======== Provided data ========

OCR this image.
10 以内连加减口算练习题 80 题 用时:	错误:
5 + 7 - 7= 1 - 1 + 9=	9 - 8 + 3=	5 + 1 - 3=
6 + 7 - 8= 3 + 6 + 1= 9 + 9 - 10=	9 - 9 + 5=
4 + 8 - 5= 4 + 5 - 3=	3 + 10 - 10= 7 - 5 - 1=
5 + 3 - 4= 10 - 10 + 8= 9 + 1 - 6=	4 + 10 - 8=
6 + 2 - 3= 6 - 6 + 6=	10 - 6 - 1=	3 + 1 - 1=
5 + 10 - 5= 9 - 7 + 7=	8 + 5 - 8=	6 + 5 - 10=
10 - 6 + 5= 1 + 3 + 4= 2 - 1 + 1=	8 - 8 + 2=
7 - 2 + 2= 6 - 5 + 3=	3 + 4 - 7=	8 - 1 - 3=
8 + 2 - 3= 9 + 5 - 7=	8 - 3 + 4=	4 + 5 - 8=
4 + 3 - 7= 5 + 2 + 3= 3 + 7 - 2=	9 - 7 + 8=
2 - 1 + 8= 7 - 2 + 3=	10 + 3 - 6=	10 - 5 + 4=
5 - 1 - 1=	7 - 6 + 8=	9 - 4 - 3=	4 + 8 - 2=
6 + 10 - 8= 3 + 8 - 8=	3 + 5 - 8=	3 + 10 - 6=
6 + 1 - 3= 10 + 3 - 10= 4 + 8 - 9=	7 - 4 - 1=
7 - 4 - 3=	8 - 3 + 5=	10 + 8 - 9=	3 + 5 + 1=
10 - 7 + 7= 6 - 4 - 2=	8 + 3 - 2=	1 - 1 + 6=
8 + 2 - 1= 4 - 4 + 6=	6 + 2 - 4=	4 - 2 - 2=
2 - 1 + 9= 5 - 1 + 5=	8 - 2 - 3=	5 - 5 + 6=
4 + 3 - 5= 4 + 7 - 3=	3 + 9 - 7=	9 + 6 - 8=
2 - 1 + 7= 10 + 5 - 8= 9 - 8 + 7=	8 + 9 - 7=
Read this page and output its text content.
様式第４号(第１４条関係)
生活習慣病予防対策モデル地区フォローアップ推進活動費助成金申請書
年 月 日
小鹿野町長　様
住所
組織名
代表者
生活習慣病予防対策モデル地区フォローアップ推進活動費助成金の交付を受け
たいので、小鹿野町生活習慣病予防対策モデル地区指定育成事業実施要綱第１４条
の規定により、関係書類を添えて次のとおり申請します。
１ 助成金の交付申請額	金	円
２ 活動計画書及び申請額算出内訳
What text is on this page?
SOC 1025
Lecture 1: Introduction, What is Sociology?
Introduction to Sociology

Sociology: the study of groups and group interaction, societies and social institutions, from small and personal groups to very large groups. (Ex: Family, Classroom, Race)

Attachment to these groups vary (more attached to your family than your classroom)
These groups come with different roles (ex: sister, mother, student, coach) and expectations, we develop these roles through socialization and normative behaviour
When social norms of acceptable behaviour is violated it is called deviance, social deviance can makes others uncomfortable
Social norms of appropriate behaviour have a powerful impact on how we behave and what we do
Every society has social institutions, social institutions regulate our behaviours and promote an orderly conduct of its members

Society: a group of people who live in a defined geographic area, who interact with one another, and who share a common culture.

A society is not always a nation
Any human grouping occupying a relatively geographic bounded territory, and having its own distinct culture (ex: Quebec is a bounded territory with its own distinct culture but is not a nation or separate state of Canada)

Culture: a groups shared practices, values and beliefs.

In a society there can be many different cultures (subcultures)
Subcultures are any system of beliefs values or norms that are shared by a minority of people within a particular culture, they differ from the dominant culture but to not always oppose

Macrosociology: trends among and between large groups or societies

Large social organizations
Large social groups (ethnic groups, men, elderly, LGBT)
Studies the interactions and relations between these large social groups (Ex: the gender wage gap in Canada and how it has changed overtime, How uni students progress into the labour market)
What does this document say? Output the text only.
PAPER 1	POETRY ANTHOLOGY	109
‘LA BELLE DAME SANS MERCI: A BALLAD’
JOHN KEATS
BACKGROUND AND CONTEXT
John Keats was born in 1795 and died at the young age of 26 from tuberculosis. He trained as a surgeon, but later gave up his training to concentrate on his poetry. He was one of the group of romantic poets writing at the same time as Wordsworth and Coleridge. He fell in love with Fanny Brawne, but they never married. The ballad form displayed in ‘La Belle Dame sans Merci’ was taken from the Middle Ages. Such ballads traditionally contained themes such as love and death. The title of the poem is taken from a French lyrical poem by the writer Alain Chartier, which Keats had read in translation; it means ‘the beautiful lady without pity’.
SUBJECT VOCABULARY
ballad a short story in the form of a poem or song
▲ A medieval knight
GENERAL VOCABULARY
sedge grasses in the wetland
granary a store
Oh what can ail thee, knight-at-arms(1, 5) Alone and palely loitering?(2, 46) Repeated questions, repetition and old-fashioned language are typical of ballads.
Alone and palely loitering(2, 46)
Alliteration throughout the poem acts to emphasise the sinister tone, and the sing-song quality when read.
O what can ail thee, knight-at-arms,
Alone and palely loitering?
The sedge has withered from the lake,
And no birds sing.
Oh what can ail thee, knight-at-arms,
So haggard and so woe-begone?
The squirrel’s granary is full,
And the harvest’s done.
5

========

## Your task
All of the lines above need to be given again exactly.

## Result of the task
OCR this image.
10 以内连加减口算练习题 80 题 用时:	错误:
5 + 7 - 7= 1 - 1 + 9=	9 - 8 + 3=	5 + 1 - 3=
6 + 7 - 8= 3 + 6 + 1= 9 + 9 - 10=	9 - 9 + 5=
4 + 8 - 5= 4 + 5 - 3=	3 + 10 - 10= 7 - 5 - 1=
5 + 3 - 4= 10 - 10 + 8= 9 + 1 - 6=	4 + 10 - 8=
6 + 2 - 3= 6 - 6 + 6=	10 - 6 - 1=	3 + 1 - 1=
5 + 10 - 5= 9 - 7 + 7=	8 + 5 - 8=	6 + 5 - 10=
10 - 6 + 5= 1 + 3 + 4= 2 - 1 + 1=	8 - 8 + 2=
7 - 2 + 2= 6 - 5 + 3=	3 + 4 - 7=	8 - 1 - 3=
8 + 2 - 3= 9 + 5 - 7=	8 - 3 + 4=	4 + 5 - 8=
4 + 3 - 7= 5 + 2 + 3= 3 + 7 - 2=	9 - 7 + 8=
2 - 1 + 8= 7 - 2 + 3=	10 + 3 - 6=	10 - 5 + 4=
5 - 1 - 1=	7 - 6 + 8=	9 - 4 - 3=	4 + 8 - 2=
6 + 10 - 8= 3 + 8 - 8=	3 + 5 - 8=	3 + 10 - 6=
6 + 1 - 3= 10 + 3 - 10= 4 + 8 - 9=	7 - 4 - 1=
7 - 4 - 3=	8 - 3 + 5=	10 + 8 - 9=	3 + 5 + 1=
10 - 7 + 7= 6 - 4 - 2=	8 + 3 - 2=	1 - 1 + 6=
8 + 2 - 1= 4 - 4 + 6=	6 + 2 - 4=	4 - 2 - 2=
2 - 1 + 9= 5 - 1 + 5=	8 - 2 - 3=	5 - 5 + 6=
4 + 3 - 5= 4 + 7 - 3=	3 + 9 - 7=	9 + 6 - 8=
2 - 1 + 7= 10 + 5 - 8= 9 - 8 + 7=	8 + 9 - 7=
Read this page and output its text content.
様式第４号(第１４条関係)
生活習慣病予防対策モデル地区フォローアップ推進活動費助成金申請書
年 月 日
小鹿野町長　様
住所
組織名
代表者
生活習慣病予防対策モデル地区フォローアップ推進活動費助成金の交付を受け
たいので、小鹿野町生活習慣病予防対策モデル地区指定育成事業実施要綱第１４条
の規定により、関係書類を添えて次のとおり申請します。
１ 助成金の交付申請額	金	円
２ 活動計画書及び申請額算出内訳
What text is on this page?
SOC 1025
Lecture 1: Introduction, What is Sociology?
Introduction to Sociology

Sociology: the study of groups and group interaction, societies and social institutions, from small and personal groups to very large groups. (Ex: Family, Classroom, Race)

Attachment to these groups vary (more attached to your family than your classroom)
These groups come with different roles (ex: sister, mother, student, coach) and expectations, we develop these roles through socialization and normative behaviour
When social norms of acceptable behaviour is violated it is called deviance, social deviance can makes others uncomfortable
Social norms of appropriate behaviour have a powerful impact on how we behave and what we do
Every society has social institutions, social institutions regulate our behaviours and promote an orderly conduct of its members

Society: a group of people who live in a defined geographic area, who interact with one another, and who share a common culture.

A society is not always a nation
Any human grouping occupying a relatively geographic bounded territory, and having its own distinct culture (ex: Quebec is a bounded territory with its own distinct culture but is not a nation or separate state of Canada)

Culture: a groups shared practices, values and beliefs.

In a society there can be many different cultures (subcultures)
Subcultures are any system of beliefs values or norms that are shared by a minority of people within a particular culture, they differ from the dominant culture but to not always oppose

Macrosociology: trends among and between large groups or societies

Large social organizations
Large social groups (ethnic groups, men, elderly, LGBT)
Studies the interactions and relations between these large social groups (Ex: the gender wage gap in Canada and how it has changed overtime, How uni students progress into the labour market)
What does this document say? Output the text only.
PAPER 1	POETRY ANTHOLOGY	109
‘LA BELLE DAME SANS MERCI: A BALLAD’
JOHN KEATS
BACKGROUND AND CONTEXT
John Keats was born in 1795 and died at the young age of 26 from tuberculosis. He trained as a surgeon, but later gave up his training to concentrate on his poetry. He was one of the group of romantic poets writing at the same time as Wordsworth and Coleridge. He fell in love with Fanny Brawne, but they never married. The ballad form displayed in ‘La Belle Dame sans Merci’ was taken from the Middle Ages. Such ballads traditionally contained themes such as love and death. The title of the poem is taken from a French lyrical poem by the writer Alain Chartier, which Keats had read in translation; it means ‘the beautiful lady without pity’.
SUBJECT VOCABULARY
ballad a short story in the form of a poem or song
▲ A medieval knight
GENERAL VOCABULARY
sedge grasses in the wetland
granary a store
Oh what can ail thee, knight-at-arms(1, 5) Alone and palely loitering?(2, 46) Repeated questions, repetition and old-fashioned language are typical of ballads.
Alone and palely loitering(2, 46)
Alliteration throughout the poem acts to emphasise the sinister tone, and the sing-song quality when read.
O what can ail thee, knight-at-arms,
Alone and palely loitering?
The sedge has withered from the lake,
And no birds sing.
Oh what can ail thee, knight-at-arms,
So haggard and so woe-begone?
The squirrel’s granary is full,
And the harvest’s done.
5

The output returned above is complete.